▶ **Aim of the task**: Across the entries below, count the lines in which the word "solution" occurs. Reply with the count alone.

▶ **Data to process**:
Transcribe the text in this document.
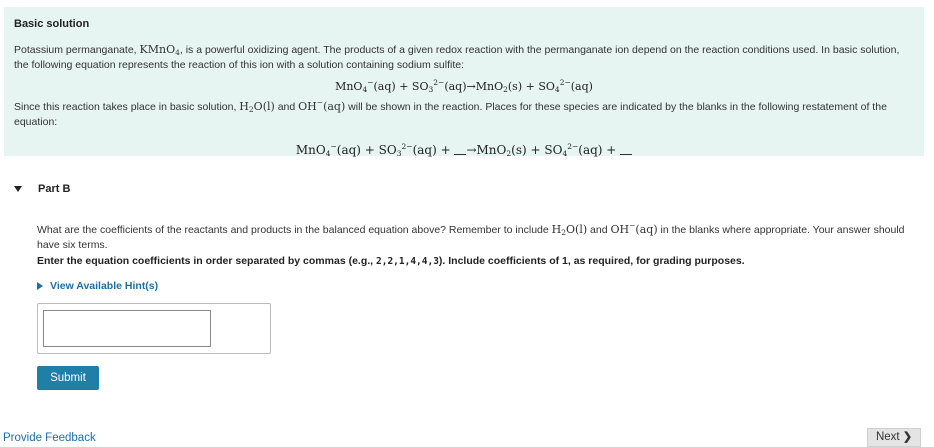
Basic solution
Potassium permanganate, KMnO$_4$, is a powerful oxidizing agent. The products of a given redox reaction with the permanganate ion depend on the reaction conditions used. In basic solution, the following equation represents the reaction of this ion with a solution containing sodium sulfite:
$MnO_4^-(aq) + SO_3^{2-}(aq)\to MnO_2(s) + SO_4^{2-}(aq)$
Since this reaction takes place in basic solution, $H_2O(l)$ and OH−(aq) will be shown in the reaction. Places for these species are indicated by the blanks in the following restatement of the equation:
$MnO_4^-(aq) + SO_3^{2-}(aq) + \to MnO_2(s) + SO_4^{2-}(aq)$ +
Part B
What are the coefficients of the reactants and products in the balanced equation above? Remember to include $H_2O(l)$ and OH−(aq) in the blanks where appropriate. Your answer should have six terms.
Enter the equation coefficients in order separated by commas (e.g., 2,2,1,4,4,3). Include coefficients of 1, as required, for grading purposes.
View Available Hint(s)
Submit
Provide Feedback	Next ❯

▶ **Task result**: 3